> What you should do: Exactly reproduce each entry, leaving out nothing.

> Data lines:
(begin)
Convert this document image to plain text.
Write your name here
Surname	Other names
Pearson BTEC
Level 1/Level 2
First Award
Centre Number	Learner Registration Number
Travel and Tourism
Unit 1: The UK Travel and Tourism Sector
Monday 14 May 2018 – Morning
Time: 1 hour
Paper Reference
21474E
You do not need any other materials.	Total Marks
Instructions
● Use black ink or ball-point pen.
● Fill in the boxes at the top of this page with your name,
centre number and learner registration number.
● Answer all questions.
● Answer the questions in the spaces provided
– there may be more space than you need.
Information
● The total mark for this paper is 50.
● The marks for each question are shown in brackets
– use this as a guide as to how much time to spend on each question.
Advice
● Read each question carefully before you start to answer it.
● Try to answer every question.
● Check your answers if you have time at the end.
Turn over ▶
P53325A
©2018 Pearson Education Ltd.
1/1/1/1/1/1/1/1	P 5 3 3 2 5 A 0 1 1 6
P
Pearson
(end)
> Task solution:
Convert this document image to plain text.
Write your name here
Surname	Other names
Pearson BTEC
Level 1/Level 2
First Award
Centre Number	Learner Registration Number
Travel and Tourism
Unit 1: The UK Travel and Tourism Sector
Monday 14 May 2018 – Morning
Time: 1 hour
Paper Reference
21474E
You do not need any other materials.	Total Marks
Instructions
● Use black ink or ball-point pen.
● Fill in the boxes at the top of this page with your name,
centre number and learner registration number.
● Answer all questions.
● Answer the questions in the spaces provided
– there may be more space than you need.
Information
● The total mark for this paper is 50.
● The marks for each question are shown in brackets
– use this as a guide as to how much time to spend on each question.
Advice
● Read each question carefully before you start to answer it.
● Try to answer every question.
● Check your answers if you have time at the end.
Turn over ▶
P53325A
©2018 Pearson Education Ltd.
1/1/1/1/1/1/1/1	P 5 3 3 2 5 A 0 1 1 6
P
Pearson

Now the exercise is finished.